Stored items from a collection:
START

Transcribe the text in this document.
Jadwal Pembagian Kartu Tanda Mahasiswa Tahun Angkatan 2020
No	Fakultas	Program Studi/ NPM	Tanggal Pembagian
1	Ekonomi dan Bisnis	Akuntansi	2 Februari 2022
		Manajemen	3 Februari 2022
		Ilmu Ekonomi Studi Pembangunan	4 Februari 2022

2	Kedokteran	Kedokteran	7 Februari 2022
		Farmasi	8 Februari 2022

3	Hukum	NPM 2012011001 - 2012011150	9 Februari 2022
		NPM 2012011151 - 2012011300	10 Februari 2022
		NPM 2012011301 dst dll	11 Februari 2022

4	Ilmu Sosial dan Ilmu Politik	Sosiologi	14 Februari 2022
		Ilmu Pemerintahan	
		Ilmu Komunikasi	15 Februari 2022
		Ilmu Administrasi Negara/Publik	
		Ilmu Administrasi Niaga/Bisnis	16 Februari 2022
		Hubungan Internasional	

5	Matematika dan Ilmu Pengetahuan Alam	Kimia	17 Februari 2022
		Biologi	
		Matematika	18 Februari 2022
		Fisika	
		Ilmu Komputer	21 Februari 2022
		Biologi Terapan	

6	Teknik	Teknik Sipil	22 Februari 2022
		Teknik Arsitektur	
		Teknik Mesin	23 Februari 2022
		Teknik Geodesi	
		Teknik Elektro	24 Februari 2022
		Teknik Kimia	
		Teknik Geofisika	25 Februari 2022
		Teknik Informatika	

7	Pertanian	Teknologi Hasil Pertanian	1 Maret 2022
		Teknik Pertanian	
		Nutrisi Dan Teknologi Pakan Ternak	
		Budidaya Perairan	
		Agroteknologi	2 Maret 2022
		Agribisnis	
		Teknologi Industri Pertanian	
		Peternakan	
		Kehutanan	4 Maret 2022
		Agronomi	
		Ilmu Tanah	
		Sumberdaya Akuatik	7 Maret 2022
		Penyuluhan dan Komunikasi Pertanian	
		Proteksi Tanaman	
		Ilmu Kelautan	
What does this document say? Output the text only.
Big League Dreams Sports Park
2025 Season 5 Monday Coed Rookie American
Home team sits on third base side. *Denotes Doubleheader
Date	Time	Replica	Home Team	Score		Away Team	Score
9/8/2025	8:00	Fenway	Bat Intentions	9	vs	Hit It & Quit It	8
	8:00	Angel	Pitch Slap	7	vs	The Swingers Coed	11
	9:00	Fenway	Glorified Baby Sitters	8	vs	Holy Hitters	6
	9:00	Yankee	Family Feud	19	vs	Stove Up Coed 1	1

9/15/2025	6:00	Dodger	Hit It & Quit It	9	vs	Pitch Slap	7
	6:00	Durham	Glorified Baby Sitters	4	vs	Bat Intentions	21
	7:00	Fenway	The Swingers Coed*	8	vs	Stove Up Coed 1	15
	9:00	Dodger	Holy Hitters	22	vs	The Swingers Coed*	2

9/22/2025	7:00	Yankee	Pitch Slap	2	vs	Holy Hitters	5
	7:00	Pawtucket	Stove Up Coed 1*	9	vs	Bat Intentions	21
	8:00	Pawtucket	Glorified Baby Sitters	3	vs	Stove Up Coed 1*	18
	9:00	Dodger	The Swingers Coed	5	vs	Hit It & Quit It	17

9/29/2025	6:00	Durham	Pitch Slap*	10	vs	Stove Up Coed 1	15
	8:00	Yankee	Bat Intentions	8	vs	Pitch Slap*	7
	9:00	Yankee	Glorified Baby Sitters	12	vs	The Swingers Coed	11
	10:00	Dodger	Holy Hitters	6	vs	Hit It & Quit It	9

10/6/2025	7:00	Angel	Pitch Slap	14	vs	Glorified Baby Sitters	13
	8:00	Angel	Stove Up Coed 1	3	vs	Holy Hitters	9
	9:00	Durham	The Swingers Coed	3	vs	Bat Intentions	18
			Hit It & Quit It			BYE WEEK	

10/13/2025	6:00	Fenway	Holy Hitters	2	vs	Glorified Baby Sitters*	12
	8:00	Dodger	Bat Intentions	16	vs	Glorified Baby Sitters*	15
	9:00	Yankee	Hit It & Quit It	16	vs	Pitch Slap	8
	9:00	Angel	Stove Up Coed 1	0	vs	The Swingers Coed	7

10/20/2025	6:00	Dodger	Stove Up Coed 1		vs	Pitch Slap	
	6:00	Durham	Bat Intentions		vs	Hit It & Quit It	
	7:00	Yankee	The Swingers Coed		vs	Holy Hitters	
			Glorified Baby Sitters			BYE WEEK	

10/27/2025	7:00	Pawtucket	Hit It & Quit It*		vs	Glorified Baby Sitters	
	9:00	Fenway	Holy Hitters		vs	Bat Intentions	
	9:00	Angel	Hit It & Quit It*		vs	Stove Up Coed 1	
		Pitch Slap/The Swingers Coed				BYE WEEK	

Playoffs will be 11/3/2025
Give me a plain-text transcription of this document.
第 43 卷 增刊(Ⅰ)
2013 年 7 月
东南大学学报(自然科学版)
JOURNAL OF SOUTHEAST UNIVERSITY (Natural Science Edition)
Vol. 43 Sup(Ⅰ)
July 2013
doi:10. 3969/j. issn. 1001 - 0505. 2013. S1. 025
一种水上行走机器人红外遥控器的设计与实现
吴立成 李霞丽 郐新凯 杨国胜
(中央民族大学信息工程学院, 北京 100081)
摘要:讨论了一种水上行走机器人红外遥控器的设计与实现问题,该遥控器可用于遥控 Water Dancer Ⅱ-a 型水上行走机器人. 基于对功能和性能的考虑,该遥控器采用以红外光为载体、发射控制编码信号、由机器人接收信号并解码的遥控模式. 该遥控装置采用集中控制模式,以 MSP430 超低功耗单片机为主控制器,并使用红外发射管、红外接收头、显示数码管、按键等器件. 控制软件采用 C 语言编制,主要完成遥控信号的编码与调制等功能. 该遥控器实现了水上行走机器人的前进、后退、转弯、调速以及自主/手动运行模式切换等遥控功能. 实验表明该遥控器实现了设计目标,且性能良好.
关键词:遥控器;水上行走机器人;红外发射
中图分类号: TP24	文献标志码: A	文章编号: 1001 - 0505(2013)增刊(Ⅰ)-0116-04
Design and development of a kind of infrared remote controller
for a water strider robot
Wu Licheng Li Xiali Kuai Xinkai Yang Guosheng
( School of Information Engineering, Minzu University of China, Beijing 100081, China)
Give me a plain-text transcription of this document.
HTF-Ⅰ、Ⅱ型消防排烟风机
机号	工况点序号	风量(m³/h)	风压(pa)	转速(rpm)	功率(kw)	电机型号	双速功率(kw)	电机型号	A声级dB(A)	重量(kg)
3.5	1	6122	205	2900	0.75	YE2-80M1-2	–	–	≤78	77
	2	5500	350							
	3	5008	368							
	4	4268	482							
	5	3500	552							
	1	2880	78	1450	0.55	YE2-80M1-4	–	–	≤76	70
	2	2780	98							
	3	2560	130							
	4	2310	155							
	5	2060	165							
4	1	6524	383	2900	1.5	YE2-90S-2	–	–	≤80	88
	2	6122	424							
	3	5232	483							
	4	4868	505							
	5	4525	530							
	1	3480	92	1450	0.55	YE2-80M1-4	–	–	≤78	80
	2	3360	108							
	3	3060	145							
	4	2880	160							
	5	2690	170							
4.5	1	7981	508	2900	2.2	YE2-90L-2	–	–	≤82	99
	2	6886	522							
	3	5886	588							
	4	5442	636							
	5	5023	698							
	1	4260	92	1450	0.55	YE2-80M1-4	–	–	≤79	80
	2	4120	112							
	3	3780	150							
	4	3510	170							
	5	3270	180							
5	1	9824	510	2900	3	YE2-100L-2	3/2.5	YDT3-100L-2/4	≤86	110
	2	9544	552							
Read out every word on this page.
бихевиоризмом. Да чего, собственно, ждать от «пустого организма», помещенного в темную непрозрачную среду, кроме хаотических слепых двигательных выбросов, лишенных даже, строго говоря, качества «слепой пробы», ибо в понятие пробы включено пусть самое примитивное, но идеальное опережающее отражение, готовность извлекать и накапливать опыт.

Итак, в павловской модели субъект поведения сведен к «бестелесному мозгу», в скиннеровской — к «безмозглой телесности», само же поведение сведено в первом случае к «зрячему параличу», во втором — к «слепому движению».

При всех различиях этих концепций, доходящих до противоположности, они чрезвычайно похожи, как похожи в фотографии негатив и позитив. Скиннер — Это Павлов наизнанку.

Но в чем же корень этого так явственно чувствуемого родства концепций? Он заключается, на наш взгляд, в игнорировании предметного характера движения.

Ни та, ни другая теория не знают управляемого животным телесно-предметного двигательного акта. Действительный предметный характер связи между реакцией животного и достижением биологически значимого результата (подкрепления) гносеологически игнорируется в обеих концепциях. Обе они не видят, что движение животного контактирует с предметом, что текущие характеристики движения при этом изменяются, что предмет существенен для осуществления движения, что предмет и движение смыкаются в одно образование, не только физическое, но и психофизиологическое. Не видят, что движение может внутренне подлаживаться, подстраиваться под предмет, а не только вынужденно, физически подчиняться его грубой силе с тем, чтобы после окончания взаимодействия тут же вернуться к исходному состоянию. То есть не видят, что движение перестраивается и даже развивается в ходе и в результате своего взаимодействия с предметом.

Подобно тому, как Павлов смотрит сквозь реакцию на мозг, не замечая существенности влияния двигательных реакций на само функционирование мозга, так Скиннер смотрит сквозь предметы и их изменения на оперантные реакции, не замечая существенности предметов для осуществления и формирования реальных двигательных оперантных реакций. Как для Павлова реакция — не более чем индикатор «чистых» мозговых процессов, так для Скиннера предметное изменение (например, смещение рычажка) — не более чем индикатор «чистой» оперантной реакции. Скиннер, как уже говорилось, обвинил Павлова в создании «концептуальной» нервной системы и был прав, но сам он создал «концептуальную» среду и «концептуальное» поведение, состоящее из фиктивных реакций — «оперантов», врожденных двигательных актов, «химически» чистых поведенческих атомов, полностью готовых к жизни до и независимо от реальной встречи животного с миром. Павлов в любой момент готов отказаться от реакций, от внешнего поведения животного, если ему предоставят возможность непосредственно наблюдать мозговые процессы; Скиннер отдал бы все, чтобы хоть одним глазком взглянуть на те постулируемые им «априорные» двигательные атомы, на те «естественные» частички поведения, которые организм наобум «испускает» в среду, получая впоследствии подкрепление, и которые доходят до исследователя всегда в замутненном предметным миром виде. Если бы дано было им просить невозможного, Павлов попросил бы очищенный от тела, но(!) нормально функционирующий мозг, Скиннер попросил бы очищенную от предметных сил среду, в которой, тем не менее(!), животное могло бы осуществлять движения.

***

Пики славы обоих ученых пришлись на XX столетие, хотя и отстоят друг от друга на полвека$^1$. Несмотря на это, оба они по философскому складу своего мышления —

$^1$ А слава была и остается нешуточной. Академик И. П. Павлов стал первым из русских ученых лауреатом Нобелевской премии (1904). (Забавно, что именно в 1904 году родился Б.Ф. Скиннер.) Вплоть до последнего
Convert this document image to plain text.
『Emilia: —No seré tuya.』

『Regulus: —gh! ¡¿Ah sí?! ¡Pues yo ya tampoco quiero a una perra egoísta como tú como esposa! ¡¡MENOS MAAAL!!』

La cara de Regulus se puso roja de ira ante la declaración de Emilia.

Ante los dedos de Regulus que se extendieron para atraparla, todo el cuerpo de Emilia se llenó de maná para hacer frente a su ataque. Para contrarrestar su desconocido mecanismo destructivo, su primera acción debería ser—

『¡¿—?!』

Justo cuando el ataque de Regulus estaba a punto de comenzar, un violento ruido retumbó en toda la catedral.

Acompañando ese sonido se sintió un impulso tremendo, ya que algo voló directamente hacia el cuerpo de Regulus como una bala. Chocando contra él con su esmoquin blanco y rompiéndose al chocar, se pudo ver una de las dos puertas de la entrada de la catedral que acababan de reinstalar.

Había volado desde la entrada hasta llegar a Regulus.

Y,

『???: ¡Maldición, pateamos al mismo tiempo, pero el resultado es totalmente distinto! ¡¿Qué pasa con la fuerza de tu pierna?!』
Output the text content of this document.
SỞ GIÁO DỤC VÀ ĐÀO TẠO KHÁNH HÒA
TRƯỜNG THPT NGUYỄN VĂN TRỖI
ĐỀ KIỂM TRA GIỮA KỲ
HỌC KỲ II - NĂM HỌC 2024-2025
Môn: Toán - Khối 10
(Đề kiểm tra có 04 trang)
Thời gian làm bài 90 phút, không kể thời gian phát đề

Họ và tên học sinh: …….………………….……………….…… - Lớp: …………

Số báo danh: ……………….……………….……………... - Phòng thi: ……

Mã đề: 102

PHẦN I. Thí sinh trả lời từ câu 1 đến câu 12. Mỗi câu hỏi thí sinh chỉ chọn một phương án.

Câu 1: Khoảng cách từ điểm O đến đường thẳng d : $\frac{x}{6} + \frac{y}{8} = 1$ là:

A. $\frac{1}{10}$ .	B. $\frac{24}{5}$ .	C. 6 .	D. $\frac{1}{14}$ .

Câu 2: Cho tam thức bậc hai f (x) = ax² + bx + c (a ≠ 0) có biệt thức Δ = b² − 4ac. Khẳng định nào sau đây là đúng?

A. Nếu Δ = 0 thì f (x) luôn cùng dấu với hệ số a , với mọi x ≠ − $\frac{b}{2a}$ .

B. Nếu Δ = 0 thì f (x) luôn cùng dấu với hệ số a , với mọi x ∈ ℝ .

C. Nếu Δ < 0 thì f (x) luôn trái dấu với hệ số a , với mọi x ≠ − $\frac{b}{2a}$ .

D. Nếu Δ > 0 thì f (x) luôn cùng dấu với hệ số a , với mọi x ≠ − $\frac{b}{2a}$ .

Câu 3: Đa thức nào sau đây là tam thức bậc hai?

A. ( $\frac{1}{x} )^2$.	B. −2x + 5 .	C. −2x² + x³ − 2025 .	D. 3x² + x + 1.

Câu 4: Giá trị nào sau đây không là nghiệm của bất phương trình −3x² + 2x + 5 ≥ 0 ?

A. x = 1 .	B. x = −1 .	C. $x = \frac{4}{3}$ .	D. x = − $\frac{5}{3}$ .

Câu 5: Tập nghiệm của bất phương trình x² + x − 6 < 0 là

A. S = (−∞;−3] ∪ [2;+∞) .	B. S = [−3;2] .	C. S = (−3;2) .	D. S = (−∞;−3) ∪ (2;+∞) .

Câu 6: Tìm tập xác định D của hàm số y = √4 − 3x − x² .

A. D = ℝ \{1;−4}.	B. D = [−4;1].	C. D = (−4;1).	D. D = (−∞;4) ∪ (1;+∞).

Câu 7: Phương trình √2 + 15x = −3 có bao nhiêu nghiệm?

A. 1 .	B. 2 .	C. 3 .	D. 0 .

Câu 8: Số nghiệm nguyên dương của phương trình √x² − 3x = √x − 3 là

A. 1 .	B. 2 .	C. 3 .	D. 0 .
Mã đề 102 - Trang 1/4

END

Goal:
Pull out every line of the records that includes the string "предметного".

Task answer:
Но в чем же корень этого так явственно чувствуемого родства концепций? Он заключается, на наш взгляд, в игнорировании предметного характера движения.
Ни та, ни другая теория не знают управляемого животным телесно-предметного двигательного акта. Действительный предметный характер связи между реакцией животного и достижением биологически значимого результата (подкрепления) гносеологически игнорируется в обеих концепциях. Обе они не видят, что движение животного контактирует с предметом, что текущие характеристики движения при этом изменяются, что предмет существенен для осуществления движения, что предмет и движение смыкаются в одно образование, не только физическое, но и психофизиологическое. Не видят, что движение может внутренне подлаживаться, подстраиваться под предмет, а не только вынужденно, физически подчиняться его грубой силе с тем, чтобы после окончания взаимодействия тут же вернуться к исходному состоянию. То есть не видят, что движение перестраивается и даже развивается в ходе и в результате своего взаимодействия с предметом.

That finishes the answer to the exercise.